- [YOUR GOAL] Each record below must be returned exactly as shown.

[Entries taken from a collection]
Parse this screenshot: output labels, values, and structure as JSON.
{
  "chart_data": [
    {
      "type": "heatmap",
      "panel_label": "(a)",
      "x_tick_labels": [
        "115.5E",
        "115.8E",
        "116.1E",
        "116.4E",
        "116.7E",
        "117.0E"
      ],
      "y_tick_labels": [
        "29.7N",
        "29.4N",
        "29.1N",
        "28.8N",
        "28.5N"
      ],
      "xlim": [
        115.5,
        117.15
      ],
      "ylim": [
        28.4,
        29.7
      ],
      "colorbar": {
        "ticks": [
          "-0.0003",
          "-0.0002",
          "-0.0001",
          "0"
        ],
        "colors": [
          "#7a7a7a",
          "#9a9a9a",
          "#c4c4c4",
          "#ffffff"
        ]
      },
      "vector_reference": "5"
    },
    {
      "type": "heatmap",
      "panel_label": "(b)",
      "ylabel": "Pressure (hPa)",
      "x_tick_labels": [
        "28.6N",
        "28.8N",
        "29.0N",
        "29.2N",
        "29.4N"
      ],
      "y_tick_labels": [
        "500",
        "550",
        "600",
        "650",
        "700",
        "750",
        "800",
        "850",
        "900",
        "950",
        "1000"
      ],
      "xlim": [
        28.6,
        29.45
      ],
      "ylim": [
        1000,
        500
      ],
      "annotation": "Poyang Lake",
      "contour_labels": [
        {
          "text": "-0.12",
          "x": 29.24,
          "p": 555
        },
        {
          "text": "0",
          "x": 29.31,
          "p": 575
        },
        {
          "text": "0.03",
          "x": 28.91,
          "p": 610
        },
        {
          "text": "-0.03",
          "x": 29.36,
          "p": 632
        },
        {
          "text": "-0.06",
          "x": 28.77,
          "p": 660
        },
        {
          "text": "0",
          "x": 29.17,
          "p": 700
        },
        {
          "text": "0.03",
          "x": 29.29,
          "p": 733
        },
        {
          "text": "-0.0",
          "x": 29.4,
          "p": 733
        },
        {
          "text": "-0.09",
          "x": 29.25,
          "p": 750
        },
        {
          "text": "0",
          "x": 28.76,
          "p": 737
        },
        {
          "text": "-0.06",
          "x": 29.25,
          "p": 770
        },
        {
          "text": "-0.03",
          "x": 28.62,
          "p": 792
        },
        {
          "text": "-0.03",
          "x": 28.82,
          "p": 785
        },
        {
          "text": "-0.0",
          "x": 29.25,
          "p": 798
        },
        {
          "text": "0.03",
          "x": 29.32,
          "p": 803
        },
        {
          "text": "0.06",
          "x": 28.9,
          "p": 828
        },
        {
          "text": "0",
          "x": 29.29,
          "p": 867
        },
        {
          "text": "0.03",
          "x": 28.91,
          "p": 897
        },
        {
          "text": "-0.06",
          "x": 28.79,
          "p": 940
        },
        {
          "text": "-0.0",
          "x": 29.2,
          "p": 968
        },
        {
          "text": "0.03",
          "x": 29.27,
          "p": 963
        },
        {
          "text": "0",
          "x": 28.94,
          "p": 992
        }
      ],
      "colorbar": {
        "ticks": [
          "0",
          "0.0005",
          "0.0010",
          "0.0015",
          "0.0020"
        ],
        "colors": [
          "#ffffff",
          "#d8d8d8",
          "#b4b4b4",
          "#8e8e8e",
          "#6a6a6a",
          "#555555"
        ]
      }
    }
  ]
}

- [THE COMPLETED TASK]
Parse this screenshot: output labels, values, and structure as JSON.
{
  "chart_data": [
    {
      "type": "heatmap",
      "panel_label": "(a)",
      "x_tick_labels": [
        "115.5E",
        "115.8E",
        "116.1E",
        "116.4E",
        "116.7E",
        "117.0E"
      ],
      "y_tick_labels": [
        "29.7N",
        "29.4N",
        "29.1N",
        "28.8N",
        "28.5N"
      ],
      "xlim": [
        115.5,
        117.15
      ],
      "ylim": [
        28.4,
        29.7
      ],
      "colorbar": {
        "ticks": [
          "-0.0003",
          "-0.0002",
          "-0.0001",
          "0"
        ],
        "colors": [
          "#7a7a7a",
          "#9a9a9a",
          "#c4c4c4",
          "#ffffff"
        ]
      },
      "vector_reference": "5"
    },
    {
      "type": "heatmap",
      "panel_label": "(b)",
      "ylabel": "Pressure (hPa)",
      "x_tick_labels": [
        "28.6N",
        "28.8N",
        "29.0N",
        "29.2N",
        "29.4N"
      ],
      "y_tick_labels": [
        "500",
        "550",
        "600",
        "650",
        "700",
        "750",
        "800",
        "850",
        "900",
        "950",
        "1000"
      ],
      "xlim": [
        28.6,
        29.45
      ],
      "ylim": [
        1000,
        500
      ],
      "annotation": "Poyang Lake",
      "contour_labels": [
        {
          "text": "-0.12",
          "x": 29.24,
          "p": 555
        },
        {
          "text": "0",
          "x": 29.31,
          "p": 575
        },
        {
          "text": "0.03",
          "x": 28.91,
          "p": 610
        },
        {
          "text": "-0.03",
          "x": 29.36,
          "p": 632
        },
        {
          "text": "-0.06",
          "x": 28.77,
          "p": 660
        },
        {
          "text": "0",
          "x": 29.17,
          "p": 700
        },
        {
          "text": "0.03",
          "x": 29.29,
          "p": 733
        },
        {
          "text": "-0.0",
          "x": 29.4,
          "p": 733
        },
        {
          "text": "-0.09",
          "x": 29.25,
          "p": 750
        },
        {
          "text": "0",
          "x": 28.76,
          "p": 737
        },
        {
          "text": "-0.06",
          "x": 29.25,
          "p": 770
        },
        {
          "text": "-0.03",
          "x": 28.62,
          "p": 792
        },
        {
          "text": "-0.03",
          "x": 28.82,
          "p": 785
        },
        {
          "text": "-0.0",
          "x": 29.25,
          "p": 798
        },
        {
          "text": "0.03",
          "x": 29.32,
          "p": 803
        },
        {
          "text": "0.06",
          "x": 28.9,
          "p": 828
        },
        {
          "text": "0",
          "x": 29.29,
          "p": 867
        },
        {
          "text": "0.03",
          "x": 28.91,
          "p": 897
        },
        {
          "text": "-0.06",
          "x": 28.79,
          "p": 940
        },
        {
          "text": "-0.0",
          "x": 29.2,
          "p": 968
        },
        {
          "text": "0.03",
          "x": 29.27,
          "p": 963
        },
        {
          "text": "0",
          "x": 28.94,
          "p": 992
        }
      ],
      "colorbar": {
        "ticks": [
          "0",
          "0.0005",
          "0.0010",
          "0.0015",
          "0.0020"
        ],
        "colors": [
          "#ffffff",
          "#d8d8d8",
          "#b4b4b4",
          "#8e8e8e",
          "#6a6a6a",
          "#555555"
        ]
      }
    }
  ]
}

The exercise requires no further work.